[EXERCISE REQUIREMENTS]
1. In the BlueStore configuration reference, what identifies the primary device?
2. Continue the BlueStore configuration reference from where it stops.

[PASSAGE PROVIDED]

□ □ □ □ □

BlueStore Configuration Reference

Devices

BlueStore manages either one, two, or in certain cases three storage devices. These devices are “devices” in the Linux/Unix sense. This means that they are assets listed under /dev or /devices. Each of these devices may be an entire storage drive, or a partition of a storage drive, or a logical volume. BlueStore does not create or mount a conventional file system on devices that it uses; BlueStore reads and writes to the devices directly in a “raw” fashion.

In the simplest case, BlueStore consumes all of a single storage device. This device is known as the primary device. The primary device is identified by the block symlink in the data directory.

The data directory is a tmpfs mount. When this data directory is booted or activated by ceph-volume, it is populated with metadata files and links that hold information about the OSD: for example, the OSD’s identifier, the name of the cluster that the OSD belongs to, and the OSD’s private keyring.

In more complicated cases, BlueStore is deployed across one or two additional devices:

  • A write-ahead log (WAL) device (identified as block.wal in the data directory) can be used to separate out BlueStore’s internal journal or write-ahead log. Using a WAL device is advantageous only if the WAL device is faster than the primary device (for example, if the WAL device is an SSD and the primary device is an HDD).

□ □ □ □ □

[DATASET ENTRIES]
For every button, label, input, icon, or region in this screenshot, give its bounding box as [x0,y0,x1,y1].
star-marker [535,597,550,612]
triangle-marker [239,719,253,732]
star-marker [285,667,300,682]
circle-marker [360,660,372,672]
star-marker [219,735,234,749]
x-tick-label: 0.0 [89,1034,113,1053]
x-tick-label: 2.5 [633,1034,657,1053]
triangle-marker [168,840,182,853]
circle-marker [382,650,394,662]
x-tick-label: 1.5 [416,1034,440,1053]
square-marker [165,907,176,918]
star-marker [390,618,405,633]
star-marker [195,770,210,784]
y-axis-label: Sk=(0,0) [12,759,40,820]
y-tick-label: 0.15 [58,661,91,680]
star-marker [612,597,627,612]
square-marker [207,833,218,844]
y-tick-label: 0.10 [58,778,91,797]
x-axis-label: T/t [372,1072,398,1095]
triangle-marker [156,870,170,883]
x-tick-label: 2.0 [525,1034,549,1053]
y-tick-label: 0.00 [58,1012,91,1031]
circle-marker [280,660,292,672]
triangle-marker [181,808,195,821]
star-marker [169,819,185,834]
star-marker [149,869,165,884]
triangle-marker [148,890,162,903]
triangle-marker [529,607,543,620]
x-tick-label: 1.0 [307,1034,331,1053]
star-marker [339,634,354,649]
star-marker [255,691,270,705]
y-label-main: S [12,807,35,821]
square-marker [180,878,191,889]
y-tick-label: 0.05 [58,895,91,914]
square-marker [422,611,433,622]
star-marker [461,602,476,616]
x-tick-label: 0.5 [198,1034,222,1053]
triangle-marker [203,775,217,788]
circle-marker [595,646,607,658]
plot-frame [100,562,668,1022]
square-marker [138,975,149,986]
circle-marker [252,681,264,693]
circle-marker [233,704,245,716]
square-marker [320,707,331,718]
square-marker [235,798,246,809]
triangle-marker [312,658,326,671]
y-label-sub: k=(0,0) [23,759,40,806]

□ □ □ □ □

[RESPONSES TO THE EXERCISE]
1. The block symlink in the data directory identifies it.

2.
  • A DB device (identified as block.db in the data directory) can be used to store BlueStore’s internal metadata. BlueStore (or more precisely, the embedded RocksDB) will put as much metadata as it can on the DB device in order to improve performance. If the DB device becomes full, metadata will spill back onto the primary device (where it would have been located in the absence of the DB device). Again, it is advantageous to provision a DB device only if it is faster than the primary device.

If there is only a small amount of fast storage available (for example, less than a gigabyte), we recommend using the available space as a WAL device. But if more fast storage is available, it makes more sense to provision a DB device. Because the BlueStore journal is always placed on the fastest device available, using a DB device provides the same benefit that using a WAL device would, while also allowing additional metadata to be stored off the primary device (provided that it fits). DB devices make this possible because whenever a DB device is specified but an explicit WAL device is not, the WAL will be implicitly colocated with the DB on the faster device.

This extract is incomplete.